§ **Exercise**: For each line of the data below that holds "автономным", copy the line.

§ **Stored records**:
* START *
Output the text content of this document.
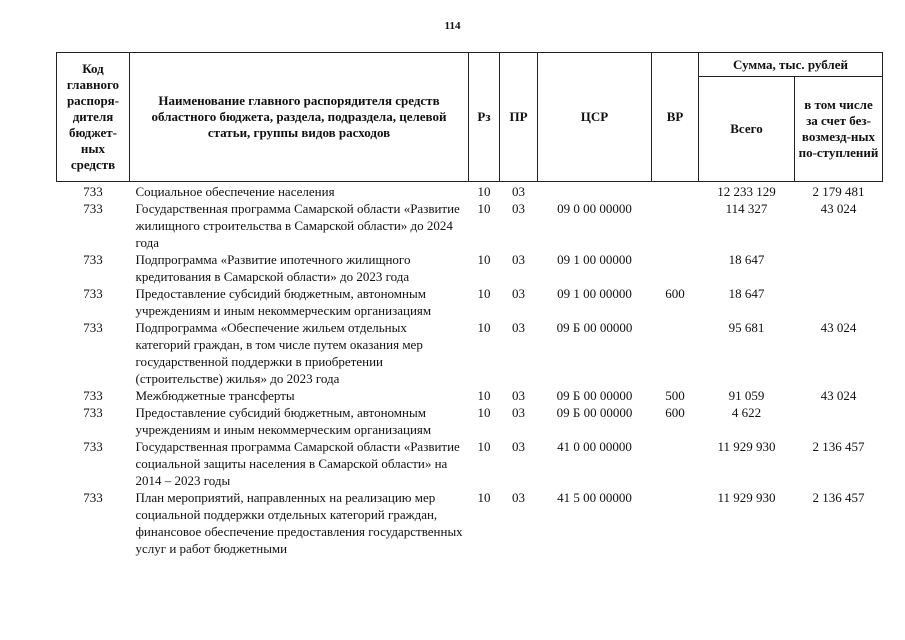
114
Код главного распоря-дителя бюджет-ных средств	Наименование главного распорядителя средств областного бюджета, раздела, подраздела, целевой статьи, группы видов расходов	Рз	ПР	ЦСР	ВР	Сумма, тыс. рублей	
						Всего	в том числе за счет без-возмезд-ных по-ступлений
733	Социальное обеспечение населения	10	03			12 233 129	2 179 481
733	Государственная программа Самарской области «Развитие жилищного строительства в Самарской области» до 2024 года	10	03	09 0 00 00000		114 327	43 024
733	Подпрограмма «Развитие ипотечного жилищного кредитования в Самарской области» до 2023 года	10	03	09 1 00 00000		18 647	
733	Предоставление субсидий бюджетным, автономным учреждениям и иным некоммерческим организациям	10	03	09 1 00 00000	600	18 647	
733	Подпрограмма «Обеспечение жильем отдельных категорий граждан, в том числе путем оказания мер государственной поддержки в приобретении (строительстве) жилья» до 2023 года	10	03	09 Б 00 00000		95 681	43 024
733	Межбюджетные трансферты	10	03	09 Б 00 00000	500	91 059	43 024
733	Предоставление субсидий бюджетным, автономным учреждениям и иным некоммерческим организациям	10	03	09 Б 00 00000	600	4 622	
733	Государственная программа Самарской области «Развитие социальной защиты населения в Самарской области» на 2014 – 2023 годы	10	03	41 0 00 00000		11 929 930	2 136 457
733	План мероприятий, направленных на реализацию мер социальной поддержки отдельных категорий граждан, финансовое обеспечение предоставления государственных услуг и работ бюджетными	10	03	41 5 00 00000		11 929 930	2 136 457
* END *
§ **The output**:
733	Предоставление субсидий бюджетным, автономным учреждениям и иным некоммерческим организациям	10	03	09 1 00 00000	600	18 647	
733	Предоставление субсидий бюджетным, автономным учреждениям и иным некоммерческим организациям	10	03	09 Б 00 00000	600	4 622	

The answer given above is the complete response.